**GOAL**
All the data should come back exactly as it was given.

**EXCERPTED RECORDS**
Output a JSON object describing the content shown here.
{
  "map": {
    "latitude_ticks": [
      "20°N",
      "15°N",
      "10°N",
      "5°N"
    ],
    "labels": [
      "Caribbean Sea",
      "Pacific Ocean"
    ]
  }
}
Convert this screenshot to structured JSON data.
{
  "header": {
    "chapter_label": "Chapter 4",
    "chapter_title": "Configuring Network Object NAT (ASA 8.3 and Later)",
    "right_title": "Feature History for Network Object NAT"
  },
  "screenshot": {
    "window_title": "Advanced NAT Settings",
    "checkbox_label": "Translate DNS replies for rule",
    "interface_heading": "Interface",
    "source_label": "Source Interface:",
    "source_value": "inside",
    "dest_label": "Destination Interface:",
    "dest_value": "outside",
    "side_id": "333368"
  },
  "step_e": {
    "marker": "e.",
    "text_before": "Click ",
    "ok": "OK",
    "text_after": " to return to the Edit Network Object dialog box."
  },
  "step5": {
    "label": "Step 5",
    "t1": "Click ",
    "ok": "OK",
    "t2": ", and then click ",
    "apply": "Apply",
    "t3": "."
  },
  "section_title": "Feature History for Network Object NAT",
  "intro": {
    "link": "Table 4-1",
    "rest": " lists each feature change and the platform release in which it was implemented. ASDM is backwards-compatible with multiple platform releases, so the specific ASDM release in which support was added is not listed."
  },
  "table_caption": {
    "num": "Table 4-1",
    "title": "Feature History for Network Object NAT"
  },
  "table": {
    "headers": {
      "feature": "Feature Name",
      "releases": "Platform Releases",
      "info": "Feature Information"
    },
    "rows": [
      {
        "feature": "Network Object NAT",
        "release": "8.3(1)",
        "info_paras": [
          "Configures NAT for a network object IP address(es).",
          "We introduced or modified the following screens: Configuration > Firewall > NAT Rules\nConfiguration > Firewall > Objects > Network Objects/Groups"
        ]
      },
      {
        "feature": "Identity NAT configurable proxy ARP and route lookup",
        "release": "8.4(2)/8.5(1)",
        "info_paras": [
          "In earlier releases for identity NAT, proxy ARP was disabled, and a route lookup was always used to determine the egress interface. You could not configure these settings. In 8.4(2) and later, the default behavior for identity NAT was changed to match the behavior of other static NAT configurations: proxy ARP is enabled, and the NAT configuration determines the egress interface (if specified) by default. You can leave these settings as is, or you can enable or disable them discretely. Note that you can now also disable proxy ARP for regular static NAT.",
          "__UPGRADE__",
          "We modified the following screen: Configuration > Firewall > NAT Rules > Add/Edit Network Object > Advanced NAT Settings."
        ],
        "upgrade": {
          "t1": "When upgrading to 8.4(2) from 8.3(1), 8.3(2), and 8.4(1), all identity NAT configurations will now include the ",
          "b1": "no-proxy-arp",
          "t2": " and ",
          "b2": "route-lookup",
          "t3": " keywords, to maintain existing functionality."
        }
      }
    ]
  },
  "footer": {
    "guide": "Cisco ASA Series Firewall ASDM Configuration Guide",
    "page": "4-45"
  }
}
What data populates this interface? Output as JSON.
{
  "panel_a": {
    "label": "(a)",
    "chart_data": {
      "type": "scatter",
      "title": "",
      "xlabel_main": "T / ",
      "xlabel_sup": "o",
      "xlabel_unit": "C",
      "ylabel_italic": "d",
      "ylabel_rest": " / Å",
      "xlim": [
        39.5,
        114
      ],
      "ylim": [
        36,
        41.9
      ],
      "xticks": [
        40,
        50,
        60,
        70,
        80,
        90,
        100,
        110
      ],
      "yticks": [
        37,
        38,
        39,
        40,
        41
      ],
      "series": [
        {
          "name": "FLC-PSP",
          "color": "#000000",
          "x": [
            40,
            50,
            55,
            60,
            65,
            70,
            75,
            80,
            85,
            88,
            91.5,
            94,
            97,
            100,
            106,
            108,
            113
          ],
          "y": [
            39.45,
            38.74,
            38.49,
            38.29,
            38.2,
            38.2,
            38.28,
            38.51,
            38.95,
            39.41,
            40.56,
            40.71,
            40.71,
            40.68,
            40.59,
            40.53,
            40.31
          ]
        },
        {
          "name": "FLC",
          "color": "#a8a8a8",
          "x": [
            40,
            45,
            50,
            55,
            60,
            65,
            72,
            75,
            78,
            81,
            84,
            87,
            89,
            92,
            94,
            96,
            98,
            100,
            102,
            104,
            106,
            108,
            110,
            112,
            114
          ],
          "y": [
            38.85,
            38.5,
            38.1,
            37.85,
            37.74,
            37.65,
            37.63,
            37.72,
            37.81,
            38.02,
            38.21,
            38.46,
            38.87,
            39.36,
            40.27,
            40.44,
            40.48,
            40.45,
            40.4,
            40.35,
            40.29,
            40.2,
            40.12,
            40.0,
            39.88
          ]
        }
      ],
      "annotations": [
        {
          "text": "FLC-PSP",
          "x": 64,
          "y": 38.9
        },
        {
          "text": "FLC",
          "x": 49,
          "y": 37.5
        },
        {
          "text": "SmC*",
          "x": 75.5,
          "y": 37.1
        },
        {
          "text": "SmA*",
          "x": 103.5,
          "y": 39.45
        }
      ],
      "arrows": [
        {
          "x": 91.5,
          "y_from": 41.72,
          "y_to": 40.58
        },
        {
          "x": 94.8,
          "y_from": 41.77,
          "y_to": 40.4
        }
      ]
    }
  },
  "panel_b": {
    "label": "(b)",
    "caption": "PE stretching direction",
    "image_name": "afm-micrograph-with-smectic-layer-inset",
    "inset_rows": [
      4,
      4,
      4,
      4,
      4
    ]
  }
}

**EXPECTED OUTPUT**
Output a JSON object describing the content shown here.
{
  "map": {
    "latitude_ticks": [
      "20°N",
      "15°N",
      "10°N",
      "5°N"
    ],
    "labels": [
      "Caribbean Sea",
      "Pacific Ocean"
    ]
  }
}
Convert this screenshot to structured JSON data.
{
  "header": {
    "chapter_label": "Chapter 4",
    "chapter_title": "Configuring Network Object NAT (ASA 8.3 and Later)",
    "right_title": "Feature History for Network Object NAT"
  },
  "screenshot": {
    "window_title": "Advanced NAT Settings",
    "checkbox_label": "Translate DNS replies for rule",
    "interface_heading": "Interface",
    "source_label": "Source Interface:",
    "source_value": "inside",
    "dest_label": "Destination Interface:",
    "dest_value": "outside",
    "side_id": "333368"
  },
  "step_e": {
    "marker": "e.",
    "text_before": "Click ",
    "ok": "OK",
    "text_after": " to return to the Edit Network Object dialog box."
  },
  "step5": {
    "label": "Step 5",
    "t1": "Click ",
    "ok": "OK",
    "t2": ", and then click ",
    "apply": "Apply",
    "t3": "."
  },
  "section_title": "Feature History for Network Object NAT",
  "intro": {
    "link": "Table 4-1",
    "rest": " lists each feature change and the platform release in which it was implemented. ASDM is backwards-compatible with multiple platform releases, so the specific ASDM release in which support was added is not listed."
  },
  "table_caption": {
    "num": "Table 4-1",
    "title": "Feature History for Network Object NAT"
  },
  "table": {
    "headers": {
      "feature": "Feature Name",
      "releases": "Platform Releases",
      "info": "Feature Information"
    },
    "rows": [
      {
        "feature": "Network Object NAT",
        "release": "8.3(1)",
        "info_paras": [
          "Configures NAT for a network object IP address(es).",
          "We introduced or modified the following screens: Configuration > Firewall > NAT Rules\nConfiguration > Firewall > Objects > Network Objects/Groups"
        ]
      },
      {
        "feature": "Identity NAT configurable proxy ARP and route lookup",
        "release": "8.4(2)/8.5(1)",
        "info_paras": [
          "In earlier releases for identity NAT, proxy ARP was disabled, and a route lookup was always used to determine the egress interface. You could not configure these settings. In 8.4(2) and later, the default behavior for identity NAT was changed to match the behavior of other static NAT configurations: proxy ARP is enabled, and the NAT configuration determines the egress interface (if specified) by default. You can leave these settings as is, or you can enable or disable them discretely. Note that you can now also disable proxy ARP for regular static NAT.",
          "__UPGRADE__",
          "We modified the following screen: Configuration > Firewall > NAT Rules > Add/Edit Network Object > Advanced NAT Settings."
        ],
        "upgrade": {
          "t1": "When upgrading to 8.4(2) from 8.3(1), 8.3(2), and 8.4(1), all identity NAT configurations will now include the ",
          "b1": "no-proxy-arp",
          "t2": " and ",
          "b2": "route-lookup",
          "t3": " keywords, to maintain existing functionality."
        }
      }
    ]
  },
  "footer": {
    "guide": "Cisco ASA Series Firewall ASDM Configuration Guide",
    "page": "4-45"
  }
}
What data populates this interface? Output as JSON.
{
  "panel_a": {
    "label": "(a)",
    "chart_data": {
      "type": "scatter",
      "title": "",
      "xlabel_main": "T / ",
      "xlabel_sup": "o",
      "xlabel_unit": "C",
      "ylabel_italic": "d",
      "ylabel_rest": " / Å",
      "xlim": [
        39.5,
        114
      ],
      "ylim": [
        36,
        41.9
      ],
      "xticks": [
        40,
        50,
        60,
        70,
        80,
        90,
        100,
        110
      ],
      "yticks": [
        37,
        38,
        39,
        40,
        41
      ],
      "series": [
        {
          "name": "FLC-PSP",
          "color": "#000000",
          "x": [
            40,
            50,
            55,
            60,
            65,
            70,
            75,
            80,
            85,
            88,
            91.5,
            94,
            97,
            100,
            106,
            108,
            113
          ],
          "y": [
            39.45,
            38.74,
            38.49,
            38.29,
            38.2,
            38.2,
            38.28,
            38.51,
            38.95,
            39.41,
            40.56,
            40.71,
            40.71,
            40.68,
            40.59,
            40.53,
            40.31
          ]
        },
        {
          "name": "FLC",
          "color": "#a8a8a8",
          "x": [
            40,
            45,
            50,
            55,
            60,
            65,
            72,
            75,
            78,
            81,
            84,
            87,
            89,
            92,
            94,
            96,
            98,
            100,
            102,
            104,
            106,
            108,
            110,
            112,
            114
          ],
          "y": [
            38.85,
            38.5,
            38.1,
            37.85,
            37.74,
            37.65,
            37.63,
            37.72,
            37.81,
            38.02,
            38.21,
            38.46,
            38.87,
            39.36,
            40.27,
            40.44,
            40.48,
            40.45,
            40.4,
            40.35,
            40.29,
            40.2,
            40.12,
            40.0,
            39.88
          ]
        }
      ],
      "annotations": [
        {
          "text": "FLC-PSP",
          "x": 64,
          "y": 38.9
        },
        {
          "text": "FLC",
          "x": 49,
          "y": 37.5
        },
        {
          "text": "SmC*",
          "x": 75.5,
          "y": 37.1
        },
        {
          "text": "SmA*",
          "x": 103.5,
          "y": 39.45
        }
      ],
      "arrows": [
        {
          "x": 91.5,
          "y_from": 41.72,
          "y_to": 40.58
        },
        {
          "x": 94.8,
          "y_from": 41.77,
          "y_to": 40.4
        }
      ]
    }
  },
  "panel_b": {
    "label": "(b)",
    "caption": "PE stretching direction",
    "image_name": "afm-micrograph-with-smectic-layer-inset",
    "inset_rows": [
      4,
      4,
      4,
      4,
      4
    ]
  }
}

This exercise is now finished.